Data entries =
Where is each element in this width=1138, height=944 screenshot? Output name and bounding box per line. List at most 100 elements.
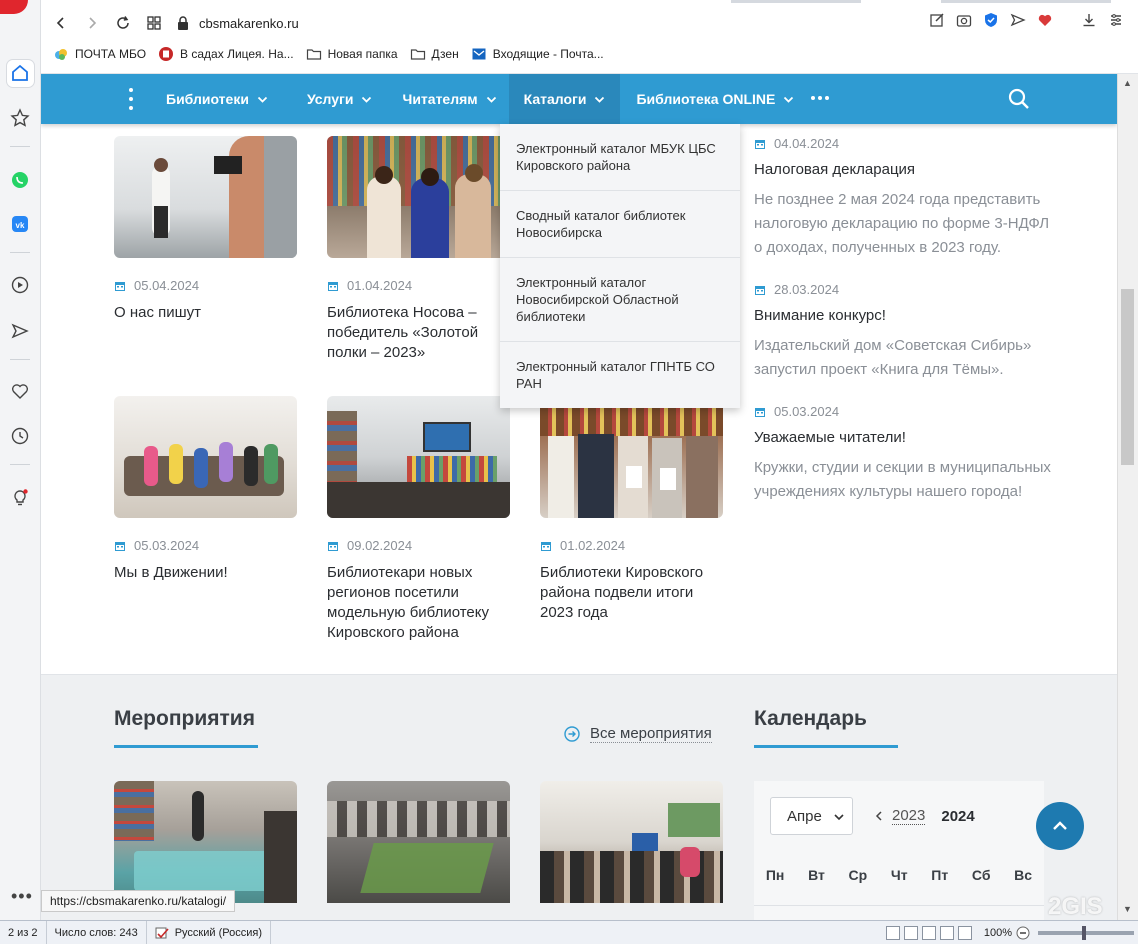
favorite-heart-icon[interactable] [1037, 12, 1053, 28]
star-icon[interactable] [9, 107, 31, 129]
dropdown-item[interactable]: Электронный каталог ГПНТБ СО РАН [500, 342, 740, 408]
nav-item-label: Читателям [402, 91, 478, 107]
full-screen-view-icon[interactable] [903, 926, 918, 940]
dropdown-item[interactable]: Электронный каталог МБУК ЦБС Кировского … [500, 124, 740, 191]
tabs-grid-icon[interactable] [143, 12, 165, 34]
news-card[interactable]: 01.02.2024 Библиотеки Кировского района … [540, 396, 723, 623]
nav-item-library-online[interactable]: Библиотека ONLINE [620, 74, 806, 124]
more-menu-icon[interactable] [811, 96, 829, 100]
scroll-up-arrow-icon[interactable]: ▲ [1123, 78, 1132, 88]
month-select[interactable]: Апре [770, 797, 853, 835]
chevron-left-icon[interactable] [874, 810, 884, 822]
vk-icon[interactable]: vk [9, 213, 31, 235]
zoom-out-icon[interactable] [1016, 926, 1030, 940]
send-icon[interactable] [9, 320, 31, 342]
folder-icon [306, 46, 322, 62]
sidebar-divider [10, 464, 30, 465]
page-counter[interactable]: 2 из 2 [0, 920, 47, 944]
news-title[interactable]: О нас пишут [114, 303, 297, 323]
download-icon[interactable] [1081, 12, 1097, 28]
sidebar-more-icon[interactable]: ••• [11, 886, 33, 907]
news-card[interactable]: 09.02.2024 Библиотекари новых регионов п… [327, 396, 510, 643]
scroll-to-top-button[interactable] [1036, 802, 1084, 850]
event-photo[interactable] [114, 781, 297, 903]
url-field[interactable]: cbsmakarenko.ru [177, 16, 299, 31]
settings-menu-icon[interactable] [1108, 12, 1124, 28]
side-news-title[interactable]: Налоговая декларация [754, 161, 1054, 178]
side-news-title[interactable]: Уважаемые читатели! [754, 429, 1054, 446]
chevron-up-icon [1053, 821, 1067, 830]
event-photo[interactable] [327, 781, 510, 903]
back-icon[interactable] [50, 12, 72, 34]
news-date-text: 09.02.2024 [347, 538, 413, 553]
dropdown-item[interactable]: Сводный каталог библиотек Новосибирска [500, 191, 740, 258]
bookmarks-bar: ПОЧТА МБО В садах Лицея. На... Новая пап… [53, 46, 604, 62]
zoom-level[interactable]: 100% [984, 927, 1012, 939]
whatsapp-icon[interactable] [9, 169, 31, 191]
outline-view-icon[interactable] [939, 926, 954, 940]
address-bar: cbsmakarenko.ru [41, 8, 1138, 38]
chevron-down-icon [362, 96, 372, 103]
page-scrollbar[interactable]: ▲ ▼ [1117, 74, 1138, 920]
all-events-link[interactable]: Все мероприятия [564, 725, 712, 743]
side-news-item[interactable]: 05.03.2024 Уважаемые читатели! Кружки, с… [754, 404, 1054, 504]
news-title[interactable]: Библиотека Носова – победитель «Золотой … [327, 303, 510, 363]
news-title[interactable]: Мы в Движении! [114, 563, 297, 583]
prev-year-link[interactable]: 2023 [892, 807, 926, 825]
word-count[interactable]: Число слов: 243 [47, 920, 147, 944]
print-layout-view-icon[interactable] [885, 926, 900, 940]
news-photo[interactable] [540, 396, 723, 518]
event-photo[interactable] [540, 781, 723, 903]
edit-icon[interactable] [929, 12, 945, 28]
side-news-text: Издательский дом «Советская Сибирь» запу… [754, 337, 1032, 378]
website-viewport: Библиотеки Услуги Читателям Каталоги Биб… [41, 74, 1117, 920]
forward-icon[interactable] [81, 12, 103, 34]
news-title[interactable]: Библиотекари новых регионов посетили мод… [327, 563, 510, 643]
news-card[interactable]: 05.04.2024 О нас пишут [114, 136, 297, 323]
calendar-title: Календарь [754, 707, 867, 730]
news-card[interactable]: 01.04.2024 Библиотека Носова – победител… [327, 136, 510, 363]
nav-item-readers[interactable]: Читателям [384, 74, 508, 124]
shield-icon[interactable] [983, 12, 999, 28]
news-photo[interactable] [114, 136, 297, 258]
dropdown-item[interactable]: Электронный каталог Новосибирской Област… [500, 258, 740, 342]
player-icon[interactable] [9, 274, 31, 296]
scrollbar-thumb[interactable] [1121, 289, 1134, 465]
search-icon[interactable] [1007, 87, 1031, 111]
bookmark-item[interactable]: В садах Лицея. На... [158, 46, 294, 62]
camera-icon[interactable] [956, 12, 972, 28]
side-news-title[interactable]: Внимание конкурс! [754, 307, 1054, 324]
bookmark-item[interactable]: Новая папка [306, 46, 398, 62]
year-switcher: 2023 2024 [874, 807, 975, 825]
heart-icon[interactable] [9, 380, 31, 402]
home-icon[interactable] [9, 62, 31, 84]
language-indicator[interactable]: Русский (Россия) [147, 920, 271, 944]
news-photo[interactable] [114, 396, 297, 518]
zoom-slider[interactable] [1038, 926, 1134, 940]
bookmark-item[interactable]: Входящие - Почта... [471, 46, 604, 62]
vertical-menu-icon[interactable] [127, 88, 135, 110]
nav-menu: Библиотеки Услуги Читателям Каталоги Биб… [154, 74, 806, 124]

Goal = Reproduce all of the lines above verbatim, omitting the picture from your answer.

Finished task =
Where is each element in this width=1138, height=944 screenshot? Output name and bounding box per line. List at most 100 elements.
favorite-heart-icon[interactable] [1037, 12, 1053, 28]
star-icon[interactable] [9, 107, 31, 129]
dropdown-item[interactable]: Электронный каталог ГПНТБ СО РАН [500, 342, 740, 408]
nav-item-label: Читателям [402, 91, 478, 107]
full-screen-view-icon[interactable] [903, 926, 918, 940]
dropdown-item[interactable]: Электронный каталог МБУК ЦБС Кировского … [500, 124, 740, 191]
tabs-grid-icon[interactable] [143, 12, 165, 34]
news-card[interactable]: 01.02.2024 Библиотеки Кировского района … [540, 396, 723, 623]
nav-item-library-online[interactable]: Библиотека ONLINE [620, 74, 806, 124]
more-menu-icon[interactable] [811, 96, 829, 100]
scroll-up-arrow-icon[interactable]: ▲ [1123, 78, 1132, 88]
month-select[interactable]: Апре [770, 797, 853, 835]
chevron-left-icon[interactable] [874, 810, 884, 822]
vk-icon[interactable]: vk [9, 213, 31, 235]
zoom-out-icon[interactable] [1016, 926, 1030, 940]
send-icon[interactable] [9, 320, 31, 342]
folder-icon [306, 46, 322, 62]
sidebar-divider [10, 464, 30, 465]
page-counter[interactable]: 2 из 2 [0, 920, 47, 944]
news-title[interactable]: О нас пишут [114, 303, 297, 323]
download-icon[interactable] [1081, 12, 1097, 28]
sidebar-more-icon[interactable]: ••• [11, 886, 33, 907]
news-card[interactable]: 09.02.2024 Библиотекари новых регионов п… [327, 396, 510, 643]
scroll-to-top-button[interactable] [1036, 802, 1084, 850]
event-photo[interactable] [114, 781, 297, 903]
url-field[interactable]: cbsmakarenko.ru [177, 16, 299, 31]
settings-menu-icon[interactable] [1108, 12, 1124, 28]
side-news-title[interactable]: Налоговая декларация [754, 161, 1054, 178]
side-news-title[interactable]: Уважаемые читатели! [754, 429, 1054, 446]
chevron-up-icon [1053, 821, 1067, 830]
event-photo[interactable] [327, 781, 510, 903]
back-icon[interactable] [50, 12, 72, 34]
news-date-text: 09.02.2024 [347, 538, 413, 553]
dropdown-item[interactable]: Сводный каталог библиотек Новосибирска [500, 191, 740, 258]
bookmarks-bar: ПОЧТА МБО В садах Лицея. На... Новая пап… [53, 46, 604, 62]
zoom-level[interactable]: 100% [984, 927, 1012, 939]
whatsapp-icon[interactable] [9, 169, 31, 191]
outline-view-icon[interactable] [939, 926, 954, 940]
address-bar: cbsmakarenko.ru [41, 8, 1138, 38]
chevron-down-icon [362, 96, 372, 103]
page-scrollbar[interactable]: ▲ ▼ [1117, 74, 1138, 920]
all-events-link[interactable]: Все мероприятия [564, 725, 712, 743]
side-news-item[interactable]: 05.03.2024 Уважаемые читатели! Кружки, с… [754, 404, 1054, 504]
news-title[interactable]: Библиотека Носова – победитель «Золотой … [327, 303, 510, 363]
news-title[interactable]: Мы в Движении! [114, 563, 297, 583]
prev-year-link[interactable]: 2023 [892, 807, 926, 825]
word-count[interactable]: Число слов: 243 [47, 920, 147, 944]
print-layout-view-icon[interactable] [885, 926, 900, 940]
news-photo[interactable] [540, 396, 723, 518]
event-photo[interactable] [540, 781, 723, 903]
edit-icon[interactable] [929, 12, 945, 28]
side-news-text: Издательский дом «Советская Сибирь» запу… [754, 337, 1032, 378]
website-viewport: Библиотеки Услуги Читателям Каталоги Биб… [41, 74, 1117, 920]
forward-icon[interactable] [81, 12, 103, 34]
news-title[interactable]: Библиотекари новых регионов посетили мод… [327, 563, 510, 643]
news-card[interactable]: 05.04.2024 О нас пишут [114, 136, 297, 323]
calendar-title: Календарь [754, 707, 867, 730]
news-card[interactable]: 01.04.2024 Библиотека Носова – победител… [327, 136, 510, 363]
nav-item-readers[interactable]: Читателям [384, 74, 508, 124]
shield-icon[interactable] [983, 12, 999, 28]
news-photo[interactable] [114, 136, 297, 258]
dropdown-item[interactable]: Электронный каталог Новосибирской Област… [500, 258, 740, 342]
player-icon[interactable] [9, 274, 31, 296]
scrollbar-thumb[interactable] [1121, 289, 1134, 465]
search-icon[interactable] [1007, 87, 1031, 111]
bookmark-item[interactable]: В садах Лицея. На... [158, 46, 294, 62]
camera-icon[interactable] [956, 12, 972, 28]
side-news-title[interactable]: Внимание конкурс! [754, 307, 1054, 324]
bookmark-item[interactable]: Новая папка [306, 46, 398, 62]
year-switcher: 2023 2024 [874, 807, 975, 825]
heart-icon[interactable] [9, 380, 31, 402]
home-icon[interactable] [9, 62, 31, 84]
language-indicator[interactable]: Русский (Россия) [147, 920, 271, 944]
news-photo[interactable] [114, 396, 297, 518]
zoom-slider[interactable] [1038, 926, 1134, 940]
bookmark-item[interactable]: Входящие - Почта... [471, 46, 604, 62]
vertical-menu-icon[interactable] [127, 88, 135, 110]
nav-menu: Библиотеки Услуги Читателям Каталоги Биб… [154, 74, 806, 124]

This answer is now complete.